**Data**
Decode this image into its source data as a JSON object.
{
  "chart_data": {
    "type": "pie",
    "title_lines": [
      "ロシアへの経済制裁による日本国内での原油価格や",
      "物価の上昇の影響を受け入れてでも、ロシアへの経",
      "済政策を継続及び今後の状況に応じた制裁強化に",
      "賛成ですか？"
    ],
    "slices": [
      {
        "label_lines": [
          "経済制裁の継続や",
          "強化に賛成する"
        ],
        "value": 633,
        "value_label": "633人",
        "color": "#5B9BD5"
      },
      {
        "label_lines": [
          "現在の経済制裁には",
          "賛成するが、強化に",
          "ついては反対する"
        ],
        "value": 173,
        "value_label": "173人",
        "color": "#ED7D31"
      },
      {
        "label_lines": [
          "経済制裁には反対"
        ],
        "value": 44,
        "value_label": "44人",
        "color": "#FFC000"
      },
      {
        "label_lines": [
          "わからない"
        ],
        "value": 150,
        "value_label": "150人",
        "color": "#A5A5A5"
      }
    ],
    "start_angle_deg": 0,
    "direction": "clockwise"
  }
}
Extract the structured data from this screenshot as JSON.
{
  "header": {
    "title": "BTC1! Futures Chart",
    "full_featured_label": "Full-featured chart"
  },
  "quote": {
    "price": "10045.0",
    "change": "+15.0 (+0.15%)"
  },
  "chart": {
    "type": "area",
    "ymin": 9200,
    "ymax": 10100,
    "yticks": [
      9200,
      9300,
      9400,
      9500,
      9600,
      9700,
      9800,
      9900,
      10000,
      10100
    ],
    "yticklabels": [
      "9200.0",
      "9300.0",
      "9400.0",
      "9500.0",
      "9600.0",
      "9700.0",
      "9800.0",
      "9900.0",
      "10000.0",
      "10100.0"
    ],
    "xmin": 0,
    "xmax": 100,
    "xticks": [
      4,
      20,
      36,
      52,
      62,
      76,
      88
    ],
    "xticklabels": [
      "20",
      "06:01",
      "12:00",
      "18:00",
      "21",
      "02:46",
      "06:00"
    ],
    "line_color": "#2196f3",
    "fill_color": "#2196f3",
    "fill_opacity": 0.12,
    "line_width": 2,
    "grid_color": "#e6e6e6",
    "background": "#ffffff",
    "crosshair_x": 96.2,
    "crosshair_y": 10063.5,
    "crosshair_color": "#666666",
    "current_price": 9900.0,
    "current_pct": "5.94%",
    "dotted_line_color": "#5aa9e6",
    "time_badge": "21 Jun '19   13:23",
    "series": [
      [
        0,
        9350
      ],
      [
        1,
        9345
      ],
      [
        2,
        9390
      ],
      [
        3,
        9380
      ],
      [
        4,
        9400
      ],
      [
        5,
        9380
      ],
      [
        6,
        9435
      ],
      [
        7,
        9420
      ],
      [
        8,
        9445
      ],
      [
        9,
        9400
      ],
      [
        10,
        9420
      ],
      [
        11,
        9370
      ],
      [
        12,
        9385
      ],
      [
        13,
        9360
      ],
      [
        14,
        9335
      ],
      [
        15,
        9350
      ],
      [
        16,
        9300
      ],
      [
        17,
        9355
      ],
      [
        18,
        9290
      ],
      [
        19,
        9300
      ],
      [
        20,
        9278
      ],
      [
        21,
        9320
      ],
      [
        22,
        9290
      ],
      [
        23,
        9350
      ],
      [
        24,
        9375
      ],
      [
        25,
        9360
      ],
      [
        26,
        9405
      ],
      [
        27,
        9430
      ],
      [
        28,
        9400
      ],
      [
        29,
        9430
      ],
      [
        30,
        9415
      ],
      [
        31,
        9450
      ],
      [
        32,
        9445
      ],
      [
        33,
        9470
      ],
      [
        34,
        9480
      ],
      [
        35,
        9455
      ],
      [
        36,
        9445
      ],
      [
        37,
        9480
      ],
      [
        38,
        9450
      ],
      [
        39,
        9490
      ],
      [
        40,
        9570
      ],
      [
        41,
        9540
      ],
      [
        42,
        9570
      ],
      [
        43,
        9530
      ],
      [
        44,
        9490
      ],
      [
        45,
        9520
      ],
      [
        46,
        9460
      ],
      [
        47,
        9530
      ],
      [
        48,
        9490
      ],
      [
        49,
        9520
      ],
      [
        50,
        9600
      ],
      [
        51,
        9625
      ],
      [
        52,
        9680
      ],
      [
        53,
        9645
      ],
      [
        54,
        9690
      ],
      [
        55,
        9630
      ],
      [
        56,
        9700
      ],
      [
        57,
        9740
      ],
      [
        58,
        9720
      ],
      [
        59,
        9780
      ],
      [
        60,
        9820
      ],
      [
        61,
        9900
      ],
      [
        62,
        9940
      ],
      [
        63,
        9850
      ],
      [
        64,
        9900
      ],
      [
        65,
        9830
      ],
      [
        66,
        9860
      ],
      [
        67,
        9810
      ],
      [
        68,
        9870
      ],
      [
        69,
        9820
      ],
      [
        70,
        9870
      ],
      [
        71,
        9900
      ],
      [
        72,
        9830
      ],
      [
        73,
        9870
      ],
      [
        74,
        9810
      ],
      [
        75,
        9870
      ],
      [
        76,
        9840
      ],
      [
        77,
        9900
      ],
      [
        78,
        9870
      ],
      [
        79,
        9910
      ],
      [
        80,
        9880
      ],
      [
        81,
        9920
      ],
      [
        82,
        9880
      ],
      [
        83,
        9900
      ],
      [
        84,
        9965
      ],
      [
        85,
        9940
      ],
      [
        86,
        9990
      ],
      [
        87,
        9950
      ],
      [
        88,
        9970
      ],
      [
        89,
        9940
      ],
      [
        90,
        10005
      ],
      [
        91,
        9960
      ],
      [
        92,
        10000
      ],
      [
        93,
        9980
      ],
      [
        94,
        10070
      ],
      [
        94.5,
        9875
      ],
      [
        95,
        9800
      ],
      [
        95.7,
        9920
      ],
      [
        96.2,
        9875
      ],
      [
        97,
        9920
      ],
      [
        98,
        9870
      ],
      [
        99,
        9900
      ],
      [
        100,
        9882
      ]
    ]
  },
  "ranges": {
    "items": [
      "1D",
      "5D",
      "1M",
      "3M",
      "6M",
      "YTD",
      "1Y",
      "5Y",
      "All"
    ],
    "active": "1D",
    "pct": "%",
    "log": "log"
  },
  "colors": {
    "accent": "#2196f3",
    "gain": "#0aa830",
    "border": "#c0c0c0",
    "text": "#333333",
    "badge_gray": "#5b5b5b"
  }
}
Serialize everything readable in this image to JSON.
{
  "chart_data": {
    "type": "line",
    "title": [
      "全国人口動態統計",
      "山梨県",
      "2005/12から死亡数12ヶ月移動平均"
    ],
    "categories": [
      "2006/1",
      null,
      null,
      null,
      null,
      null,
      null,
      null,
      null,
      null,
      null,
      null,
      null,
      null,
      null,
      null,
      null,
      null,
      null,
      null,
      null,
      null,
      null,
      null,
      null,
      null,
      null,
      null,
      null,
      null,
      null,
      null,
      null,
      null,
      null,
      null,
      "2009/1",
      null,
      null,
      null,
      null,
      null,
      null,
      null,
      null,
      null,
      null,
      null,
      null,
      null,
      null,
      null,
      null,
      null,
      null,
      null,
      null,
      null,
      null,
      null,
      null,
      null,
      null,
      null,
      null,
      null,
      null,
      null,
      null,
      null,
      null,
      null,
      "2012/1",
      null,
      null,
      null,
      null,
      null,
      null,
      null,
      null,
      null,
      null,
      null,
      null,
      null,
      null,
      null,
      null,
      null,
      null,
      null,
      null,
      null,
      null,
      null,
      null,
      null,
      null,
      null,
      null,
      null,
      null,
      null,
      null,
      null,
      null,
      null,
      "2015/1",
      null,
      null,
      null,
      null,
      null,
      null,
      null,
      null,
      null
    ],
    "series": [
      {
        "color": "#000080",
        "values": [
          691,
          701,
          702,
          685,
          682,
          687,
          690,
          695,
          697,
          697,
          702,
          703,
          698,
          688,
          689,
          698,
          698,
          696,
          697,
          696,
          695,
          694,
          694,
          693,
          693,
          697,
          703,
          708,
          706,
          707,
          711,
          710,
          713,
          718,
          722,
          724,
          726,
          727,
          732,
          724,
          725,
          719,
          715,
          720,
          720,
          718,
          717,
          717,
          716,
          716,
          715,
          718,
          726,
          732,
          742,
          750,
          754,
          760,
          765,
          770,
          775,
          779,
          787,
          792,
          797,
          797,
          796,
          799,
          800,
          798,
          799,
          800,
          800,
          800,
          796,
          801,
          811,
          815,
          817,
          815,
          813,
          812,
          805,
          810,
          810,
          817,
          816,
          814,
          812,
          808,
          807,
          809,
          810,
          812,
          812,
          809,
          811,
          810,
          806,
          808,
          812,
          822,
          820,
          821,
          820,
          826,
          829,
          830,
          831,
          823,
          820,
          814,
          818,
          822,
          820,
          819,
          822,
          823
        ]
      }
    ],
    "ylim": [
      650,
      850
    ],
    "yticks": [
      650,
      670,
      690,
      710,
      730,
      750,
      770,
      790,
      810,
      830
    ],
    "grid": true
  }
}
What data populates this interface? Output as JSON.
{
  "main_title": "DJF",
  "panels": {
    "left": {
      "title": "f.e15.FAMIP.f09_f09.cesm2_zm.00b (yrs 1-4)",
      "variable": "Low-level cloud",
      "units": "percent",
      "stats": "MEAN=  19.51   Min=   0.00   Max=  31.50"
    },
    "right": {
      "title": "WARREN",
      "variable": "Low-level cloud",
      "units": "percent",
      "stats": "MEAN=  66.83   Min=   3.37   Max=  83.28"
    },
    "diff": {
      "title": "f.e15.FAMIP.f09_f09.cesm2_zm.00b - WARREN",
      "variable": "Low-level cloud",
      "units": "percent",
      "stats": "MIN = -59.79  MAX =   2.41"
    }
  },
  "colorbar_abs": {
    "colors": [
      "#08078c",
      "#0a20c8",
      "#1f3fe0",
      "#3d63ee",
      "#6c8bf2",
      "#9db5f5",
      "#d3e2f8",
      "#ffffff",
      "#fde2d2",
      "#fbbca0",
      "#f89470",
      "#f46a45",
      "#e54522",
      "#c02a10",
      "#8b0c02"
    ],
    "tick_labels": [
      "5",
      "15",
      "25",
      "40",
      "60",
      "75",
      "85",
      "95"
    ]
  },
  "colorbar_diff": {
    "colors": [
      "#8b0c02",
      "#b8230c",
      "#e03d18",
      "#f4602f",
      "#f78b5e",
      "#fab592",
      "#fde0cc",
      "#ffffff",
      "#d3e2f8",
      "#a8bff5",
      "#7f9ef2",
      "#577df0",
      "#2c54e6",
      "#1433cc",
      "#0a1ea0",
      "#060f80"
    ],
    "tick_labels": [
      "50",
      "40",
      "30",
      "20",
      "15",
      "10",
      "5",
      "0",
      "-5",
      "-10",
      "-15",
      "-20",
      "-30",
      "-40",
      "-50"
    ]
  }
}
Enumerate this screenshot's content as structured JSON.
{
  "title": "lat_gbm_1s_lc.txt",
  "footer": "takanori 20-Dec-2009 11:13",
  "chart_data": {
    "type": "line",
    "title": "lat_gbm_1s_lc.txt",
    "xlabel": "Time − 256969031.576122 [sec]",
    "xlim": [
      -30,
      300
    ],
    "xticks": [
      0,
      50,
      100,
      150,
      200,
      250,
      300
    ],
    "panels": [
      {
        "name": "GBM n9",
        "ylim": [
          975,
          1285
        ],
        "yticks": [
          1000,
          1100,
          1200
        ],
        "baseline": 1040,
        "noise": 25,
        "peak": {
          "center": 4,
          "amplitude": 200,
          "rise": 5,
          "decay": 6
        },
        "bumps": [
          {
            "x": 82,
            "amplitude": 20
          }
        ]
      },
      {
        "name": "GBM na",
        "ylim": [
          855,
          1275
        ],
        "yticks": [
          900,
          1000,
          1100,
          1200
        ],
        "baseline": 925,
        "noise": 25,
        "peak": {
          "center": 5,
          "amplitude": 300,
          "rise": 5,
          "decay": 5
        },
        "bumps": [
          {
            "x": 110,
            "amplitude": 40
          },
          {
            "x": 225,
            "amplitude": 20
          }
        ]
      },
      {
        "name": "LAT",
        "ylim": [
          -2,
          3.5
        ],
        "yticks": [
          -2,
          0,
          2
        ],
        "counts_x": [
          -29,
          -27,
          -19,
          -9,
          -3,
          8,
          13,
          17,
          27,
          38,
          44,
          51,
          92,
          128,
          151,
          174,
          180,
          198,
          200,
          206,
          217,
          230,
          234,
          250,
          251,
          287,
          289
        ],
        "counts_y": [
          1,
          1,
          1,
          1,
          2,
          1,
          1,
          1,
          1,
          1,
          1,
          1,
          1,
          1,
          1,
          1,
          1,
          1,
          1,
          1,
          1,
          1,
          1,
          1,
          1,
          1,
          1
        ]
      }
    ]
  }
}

**Task brief**
Locate and copy each line in the data above that includes the word "screenshot".

**Worked answer**
Extract the structured data from this screenshot as JSON.
Enumerate this screenshot's content as structured JSON.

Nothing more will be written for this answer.